- [PROBLEM DESCRIPTION]
The data must be written out once more, precisely as given.

- [DATA LISTING]
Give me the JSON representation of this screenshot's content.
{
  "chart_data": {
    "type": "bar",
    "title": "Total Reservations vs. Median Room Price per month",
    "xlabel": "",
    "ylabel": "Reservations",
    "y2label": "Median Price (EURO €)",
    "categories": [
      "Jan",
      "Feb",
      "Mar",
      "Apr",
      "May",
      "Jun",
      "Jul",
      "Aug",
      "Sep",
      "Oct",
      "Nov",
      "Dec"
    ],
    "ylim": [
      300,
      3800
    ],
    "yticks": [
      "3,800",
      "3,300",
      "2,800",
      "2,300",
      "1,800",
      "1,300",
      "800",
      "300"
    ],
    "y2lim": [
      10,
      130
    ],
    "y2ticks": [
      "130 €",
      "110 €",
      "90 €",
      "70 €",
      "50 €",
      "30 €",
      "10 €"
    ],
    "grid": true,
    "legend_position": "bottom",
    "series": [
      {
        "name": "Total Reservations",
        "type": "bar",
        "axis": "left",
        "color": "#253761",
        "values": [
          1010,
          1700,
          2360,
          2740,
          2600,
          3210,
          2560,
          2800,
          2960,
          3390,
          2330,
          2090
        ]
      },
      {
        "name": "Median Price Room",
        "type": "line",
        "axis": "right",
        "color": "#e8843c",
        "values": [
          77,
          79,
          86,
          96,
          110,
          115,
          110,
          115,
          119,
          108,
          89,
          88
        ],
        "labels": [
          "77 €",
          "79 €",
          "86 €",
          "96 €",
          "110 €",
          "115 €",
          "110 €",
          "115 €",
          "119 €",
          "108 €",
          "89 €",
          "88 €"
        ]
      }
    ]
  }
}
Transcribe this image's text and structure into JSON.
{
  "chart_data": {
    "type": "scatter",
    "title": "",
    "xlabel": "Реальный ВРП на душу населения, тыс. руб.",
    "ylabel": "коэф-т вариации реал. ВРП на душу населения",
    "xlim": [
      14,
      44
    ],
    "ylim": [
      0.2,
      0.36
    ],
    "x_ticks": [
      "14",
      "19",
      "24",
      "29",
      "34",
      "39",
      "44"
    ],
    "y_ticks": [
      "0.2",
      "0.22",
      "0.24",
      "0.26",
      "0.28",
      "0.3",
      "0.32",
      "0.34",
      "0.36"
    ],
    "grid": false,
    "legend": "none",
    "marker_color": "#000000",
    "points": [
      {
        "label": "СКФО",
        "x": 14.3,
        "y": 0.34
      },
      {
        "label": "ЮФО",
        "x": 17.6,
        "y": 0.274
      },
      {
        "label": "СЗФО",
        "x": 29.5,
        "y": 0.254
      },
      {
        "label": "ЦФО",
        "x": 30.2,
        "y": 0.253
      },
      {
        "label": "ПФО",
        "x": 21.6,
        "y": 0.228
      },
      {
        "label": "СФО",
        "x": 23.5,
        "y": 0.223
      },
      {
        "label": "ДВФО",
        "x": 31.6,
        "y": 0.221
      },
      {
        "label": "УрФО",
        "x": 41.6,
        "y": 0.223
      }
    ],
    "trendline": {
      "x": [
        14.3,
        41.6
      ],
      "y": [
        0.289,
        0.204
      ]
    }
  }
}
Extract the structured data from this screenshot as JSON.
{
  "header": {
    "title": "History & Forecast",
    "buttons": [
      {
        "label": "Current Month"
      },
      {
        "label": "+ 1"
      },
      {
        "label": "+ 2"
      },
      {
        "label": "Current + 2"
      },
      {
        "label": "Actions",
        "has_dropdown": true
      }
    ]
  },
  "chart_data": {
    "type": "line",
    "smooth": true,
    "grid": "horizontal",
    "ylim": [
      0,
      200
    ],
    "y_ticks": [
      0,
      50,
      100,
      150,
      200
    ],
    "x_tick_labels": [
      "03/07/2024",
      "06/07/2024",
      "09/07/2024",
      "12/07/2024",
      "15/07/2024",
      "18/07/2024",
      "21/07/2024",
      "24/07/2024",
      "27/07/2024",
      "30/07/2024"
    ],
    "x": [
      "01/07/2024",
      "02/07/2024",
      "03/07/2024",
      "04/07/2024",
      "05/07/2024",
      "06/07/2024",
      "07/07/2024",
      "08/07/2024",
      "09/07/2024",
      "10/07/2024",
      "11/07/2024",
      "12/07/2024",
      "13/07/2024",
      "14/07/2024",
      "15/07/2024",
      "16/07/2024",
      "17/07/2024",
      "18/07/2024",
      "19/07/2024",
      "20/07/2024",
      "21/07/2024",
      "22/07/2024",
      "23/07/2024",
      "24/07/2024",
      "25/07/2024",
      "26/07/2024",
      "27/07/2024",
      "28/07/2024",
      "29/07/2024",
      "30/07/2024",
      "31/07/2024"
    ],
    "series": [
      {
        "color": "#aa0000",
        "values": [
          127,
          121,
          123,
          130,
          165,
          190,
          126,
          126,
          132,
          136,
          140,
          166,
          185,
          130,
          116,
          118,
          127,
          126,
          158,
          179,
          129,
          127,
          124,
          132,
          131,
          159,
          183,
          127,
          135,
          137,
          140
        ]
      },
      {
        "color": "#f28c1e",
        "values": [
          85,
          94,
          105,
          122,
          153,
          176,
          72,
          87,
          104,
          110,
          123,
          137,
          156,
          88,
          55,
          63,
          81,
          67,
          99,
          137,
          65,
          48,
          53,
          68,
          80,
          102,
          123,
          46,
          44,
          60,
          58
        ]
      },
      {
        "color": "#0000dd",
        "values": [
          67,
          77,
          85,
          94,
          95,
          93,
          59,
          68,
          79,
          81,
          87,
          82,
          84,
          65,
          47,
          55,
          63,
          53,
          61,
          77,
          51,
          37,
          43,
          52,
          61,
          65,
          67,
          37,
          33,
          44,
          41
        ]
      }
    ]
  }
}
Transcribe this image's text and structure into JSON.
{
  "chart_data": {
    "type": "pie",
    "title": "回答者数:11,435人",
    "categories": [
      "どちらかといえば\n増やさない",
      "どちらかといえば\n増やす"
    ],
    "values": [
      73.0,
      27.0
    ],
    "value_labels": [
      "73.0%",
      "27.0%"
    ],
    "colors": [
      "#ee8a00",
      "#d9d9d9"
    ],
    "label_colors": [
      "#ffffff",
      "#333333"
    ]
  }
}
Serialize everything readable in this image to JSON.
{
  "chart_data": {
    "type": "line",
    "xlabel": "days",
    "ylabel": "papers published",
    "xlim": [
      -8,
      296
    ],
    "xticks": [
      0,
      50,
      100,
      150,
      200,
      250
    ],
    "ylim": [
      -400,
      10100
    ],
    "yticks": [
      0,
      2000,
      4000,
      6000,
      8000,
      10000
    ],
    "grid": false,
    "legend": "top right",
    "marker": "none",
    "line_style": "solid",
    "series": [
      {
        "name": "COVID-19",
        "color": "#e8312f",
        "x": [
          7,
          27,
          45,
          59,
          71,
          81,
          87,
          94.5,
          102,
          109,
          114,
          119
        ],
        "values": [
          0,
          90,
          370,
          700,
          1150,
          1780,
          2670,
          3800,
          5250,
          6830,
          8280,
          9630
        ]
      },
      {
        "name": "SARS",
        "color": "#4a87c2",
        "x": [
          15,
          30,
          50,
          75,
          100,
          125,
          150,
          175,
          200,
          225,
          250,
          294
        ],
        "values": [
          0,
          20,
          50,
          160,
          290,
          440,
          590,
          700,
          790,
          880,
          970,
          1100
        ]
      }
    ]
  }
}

- [COMPLETE ANSWER]
Give me the JSON representation of this screenshot's content.
{
  "chart_data": {
    "type": "bar",
    "title": "Total Reservations vs. Median Room Price per month",
    "xlabel": "",
    "ylabel": "Reservations",
    "y2label": "Median Price (EURO €)",
    "categories": [
      "Jan",
      "Feb",
      "Mar",
      "Apr",
      "May",
      "Jun",
      "Jul",
      "Aug",
      "Sep",
      "Oct",
      "Nov",
      "Dec"
    ],
    "ylim": [
      300,
      3800
    ],
    "yticks": [
      "3,800",
      "3,300",
      "2,800",
      "2,300",
      "1,800",
      "1,300",
      "800",
      "300"
    ],
    "y2lim": [
      10,
      130
    ],
    "y2ticks": [
      "130 €",
      "110 €",
      "90 €",
      "70 €",
      "50 €",
      "30 €",
      "10 €"
    ],
    "grid": true,
    "legend_position": "bottom",
    "series": [
      {
        "name": "Total Reservations",
        "type": "bar",
        "axis": "left",
        "color": "#253761",
        "values": [
          1010,
          1700,
          2360,
          2740,
          2600,
          3210,
          2560,
          2800,
          2960,
          3390,
          2330,
          2090
        ]
      },
      {
        "name": "Median Price Room",
        "type": "line",
        "axis": "right",
        "color": "#e8843c",
        "values": [
          77,
          79,
          86,
          96,
          110,
          115,
          110,
          115,
          119,
          108,
          89,
          88
        ],
        "labels": [
          "77 €",
          "79 €",
          "86 €",
          "96 €",
          "110 €",
          "115 €",
          "110 €",
          "115 €",
          "119 €",
          "108 €",
          "89 €",
          "88 €"
        ]
      }
    ]
  }
}
Transcribe this image's text and structure into JSON.
{
  "chart_data": {
    "type": "scatter",
    "title": "",
    "xlabel": "Реальный ВРП на душу населения, тыс. руб.",
    "ylabel": "коэф-т вариации реал. ВРП на душу населения",
    "xlim": [
      14,
      44
    ],
    "ylim": [
      0.2,
      0.36
    ],
    "x_ticks": [
      "14",
      "19",
      "24",
      "29",
      "34",
      "39",
      "44"
    ],
    "y_ticks": [
      "0.2",
      "0.22",
      "0.24",
      "0.26",
      "0.28",
      "0.3",
      "0.32",
      "0.34",
      "0.36"
    ],
    "grid": false,
    "legend": "none",
    "marker_color": "#000000",
    "points": [
      {
        "label": "СКФО",
        "x": 14.3,
        "y": 0.34
      },
      {
        "label": "ЮФО",
        "x": 17.6,
        "y": 0.274
      },
      {
        "label": "СЗФО",
        "x": 29.5,
        "y": 0.254
      },
      {
        "label": "ЦФО",
        "x": 30.2,
        "y": 0.253
      },
      {
        "label": "ПФО",
        "x": 21.6,
        "y": 0.228
      },
      {
        "label": "СФО",
        "x": 23.5,
        "y": 0.223
      },
      {
        "label": "ДВФО",
        "x": 31.6,
        "y": 0.221
      },
      {
        "label": "УрФО",
        "x": 41.6,
        "y": 0.223
      }
    ],
    "trendline": {
      "x": [
        14.3,
        41.6
      ],
      "y": [
        0.289,
        0.204
      ]
    }
  }
}
Extract the structured data from this screenshot as JSON.
{
  "header": {
    "title": "History & Forecast",
    "buttons": [
      {
        "label": "Current Month"
      },
      {
        "label": "+ 1"
      },
      {
        "label": "+ 2"
      },
      {
        "label": "Current + 2"
      },
      {
        "label": "Actions",
        "has_dropdown": true
      }
    ]
  },
  "chart_data": {
    "type": "line",
    "smooth": true,
    "grid": "horizontal",
    "ylim": [
      0,
      200
    ],
    "y_ticks": [
      0,
      50,
      100,
      150,
      200
    ],
    "x_tick_labels": [
      "03/07/2024",
      "06/07/2024",
      "09/07/2024",
      "12/07/2024",
      "15/07/2024",
      "18/07/2024",
      "21/07/2024",
      "24/07/2024",
      "27/07/2024",
      "30/07/2024"
    ],
    "x": [
      "01/07/2024",
      "02/07/2024",
      "03/07/2024",
      "04/07/2024",
      "05/07/2024",
      "06/07/2024",
      "07/07/2024",
      "08/07/2024",
      "09/07/2024",
      "10/07/2024",
      "11/07/2024",
      "12/07/2024",
      "13/07/2024",
      "14/07/2024",
      "15/07/2024",
      "16/07/2024",
      "17/07/2024",
      "18/07/2024",
      "19/07/2024",
      "20/07/2024",
      "21/07/2024",
      "22/07/2024",
      "23/07/2024",
      "24/07/2024",
      "25/07/2024",
      "26/07/2024",
      "27/07/2024",
      "28/07/2024",
      "29/07/2024",
      "30/07/2024",
      "31/07/2024"
    ],
    "series": [
      {
        "color": "#aa0000",
        "values": [
          127,
          121,
          123,
          130,
          165,
          190,
          126,
          126,
          132,
          136,
          140,
          166,
          185,
          130,
          116,
          118,
          127,
          126,
          158,
          179,
          129,
          127,
          124,
          132,
          131,
          159,
          183,
          127,
          135,
          137,
          140
        ]
      },
      {
        "color": "#f28c1e",
        "values": [
          85,
          94,
          105,
          122,
          153,
          176,
          72,
          87,
          104,
          110,
          123,
          137,
          156,
          88,
          55,
          63,
          81,
          67,
          99,
          137,
          65,
          48,
          53,
          68,
          80,
          102,
          123,
          46,
          44,
          60,
          58
        ]
      },
      {
        "color": "#0000dd",
        "values": [
          67,
          77,
          85,
          94,
          95,
          93,
          59,
          68,
          79,
          81,
          87,
          82,
          84,
          65,
          47,
          55,
          63,
          53,
          61,
          77,
          51,
          37,
          43,
          52,
          61,
          65,
          67,
          37,
          33,
          44,
          41
        ]
      }
    ]
  }
}
Transcribe this image's text and structure into JSON.
{
  "chart_data": {
    "type": "pie",
    "title": "回答者数:11,435人",
    "categories": [
      "どちらかといえば\n増やさない",
      "どちらかといえば\n増やす"
    ],
    "values": [
      73.0,
      27.0
    ],
    "value_labels": [
      "73.0%",
      "27.0%"
    ],
    "colors": [
      "#ee8a00",
      "#d9d9d9"
    ],
    "label_colors": [
      "#ffffff",
      "#333333"
    ]
  }
}
Serialize everything readable in this image to JSON.
{
  "chart_data": {
    "type": "line",
    "xlabel": "days",
    "ylabel": "papers published",
    "xlim": [
      -8,
      296
    ],
    "xticks": [
      0,
      50,
      100,
      150,
      200,
      250
    ],
    "ylim": [
      -400,
      10100
    ],
    "yticks": [
      0,
      2000,
      4000,
      6000,
      8000,
      10000
    ],
    "grid": false,
    "legend": "top right",
    "marker": "none",
    "line_style": "solid",
    "series": [
      {
        "name": "COVID-19",
        "color": "#e8312f",
        "x": [
          7,
          27,
          45,
          59,
          71,
          81,
          87,
          94.5,
          102,
          109,
          114,
          119
        ],
        "values": [
          0,
          90,
          370,
          700,
          1150,
          1780,
          2670,
          3800,
          5250,
          6830,
          8280,
          9630
        ]
      },
      {
        "name": "SARS",
        "color": "#4a87c2",
        "x": [
          15,
          30,
          50,
          75,
          100,
          125,
          150,
          175,
          200,
          225,
          250,
          294
        ],
        "values": [
          0,
          20,
          50,
          160,
          290,
          440,
          590,
          700,
          790,
          880,
          970,
          1100
        ]
      }
    ]
  }
}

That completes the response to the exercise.